§ WHAT THE TASK ASKS: Give only the number of lines in the records below that contain the word "station".

Entries with figure data
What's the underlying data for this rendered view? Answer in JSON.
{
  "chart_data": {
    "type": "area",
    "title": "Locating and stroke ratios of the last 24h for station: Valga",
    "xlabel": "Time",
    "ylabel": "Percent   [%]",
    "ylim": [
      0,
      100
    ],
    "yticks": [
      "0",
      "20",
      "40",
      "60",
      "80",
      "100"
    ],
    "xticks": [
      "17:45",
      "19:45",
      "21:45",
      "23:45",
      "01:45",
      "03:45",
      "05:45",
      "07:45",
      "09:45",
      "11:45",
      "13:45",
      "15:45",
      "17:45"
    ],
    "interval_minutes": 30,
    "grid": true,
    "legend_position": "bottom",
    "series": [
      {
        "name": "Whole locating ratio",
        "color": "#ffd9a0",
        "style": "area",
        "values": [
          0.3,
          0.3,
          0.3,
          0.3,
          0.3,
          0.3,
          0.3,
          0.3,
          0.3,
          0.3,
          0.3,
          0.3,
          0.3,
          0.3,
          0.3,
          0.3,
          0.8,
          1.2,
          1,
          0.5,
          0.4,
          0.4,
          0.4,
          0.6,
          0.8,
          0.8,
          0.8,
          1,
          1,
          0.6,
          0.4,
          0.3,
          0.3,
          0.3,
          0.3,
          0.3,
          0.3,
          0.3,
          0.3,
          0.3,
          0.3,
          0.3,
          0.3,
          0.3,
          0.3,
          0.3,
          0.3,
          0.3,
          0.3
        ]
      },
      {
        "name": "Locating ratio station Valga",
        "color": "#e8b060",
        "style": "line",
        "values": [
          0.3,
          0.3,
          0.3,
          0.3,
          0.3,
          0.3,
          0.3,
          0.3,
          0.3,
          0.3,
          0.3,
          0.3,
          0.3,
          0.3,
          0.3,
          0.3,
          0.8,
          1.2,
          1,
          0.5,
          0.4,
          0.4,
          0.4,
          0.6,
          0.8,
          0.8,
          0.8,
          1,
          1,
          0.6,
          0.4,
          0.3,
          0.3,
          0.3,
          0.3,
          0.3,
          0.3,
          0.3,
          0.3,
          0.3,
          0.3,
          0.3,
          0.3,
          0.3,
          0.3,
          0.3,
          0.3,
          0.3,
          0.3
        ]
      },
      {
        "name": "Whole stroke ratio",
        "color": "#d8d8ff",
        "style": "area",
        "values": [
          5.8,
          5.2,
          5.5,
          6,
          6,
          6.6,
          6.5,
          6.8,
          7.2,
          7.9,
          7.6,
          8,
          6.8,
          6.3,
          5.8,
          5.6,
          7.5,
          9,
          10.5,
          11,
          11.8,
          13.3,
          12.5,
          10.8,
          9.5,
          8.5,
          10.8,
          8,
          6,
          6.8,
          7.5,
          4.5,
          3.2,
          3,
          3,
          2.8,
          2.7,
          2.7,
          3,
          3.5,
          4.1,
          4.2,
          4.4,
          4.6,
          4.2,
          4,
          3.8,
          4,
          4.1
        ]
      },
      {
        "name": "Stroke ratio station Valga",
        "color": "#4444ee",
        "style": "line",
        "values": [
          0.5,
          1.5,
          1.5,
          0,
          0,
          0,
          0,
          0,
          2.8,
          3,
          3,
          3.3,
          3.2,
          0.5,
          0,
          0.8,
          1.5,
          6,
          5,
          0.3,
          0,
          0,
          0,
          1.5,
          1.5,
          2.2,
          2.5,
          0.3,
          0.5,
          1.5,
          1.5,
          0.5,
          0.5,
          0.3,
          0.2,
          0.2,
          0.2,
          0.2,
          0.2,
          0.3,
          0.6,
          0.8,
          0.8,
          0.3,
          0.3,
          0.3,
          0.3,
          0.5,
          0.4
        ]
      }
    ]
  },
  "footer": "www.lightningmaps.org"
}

§ TASK SOLUTION: 3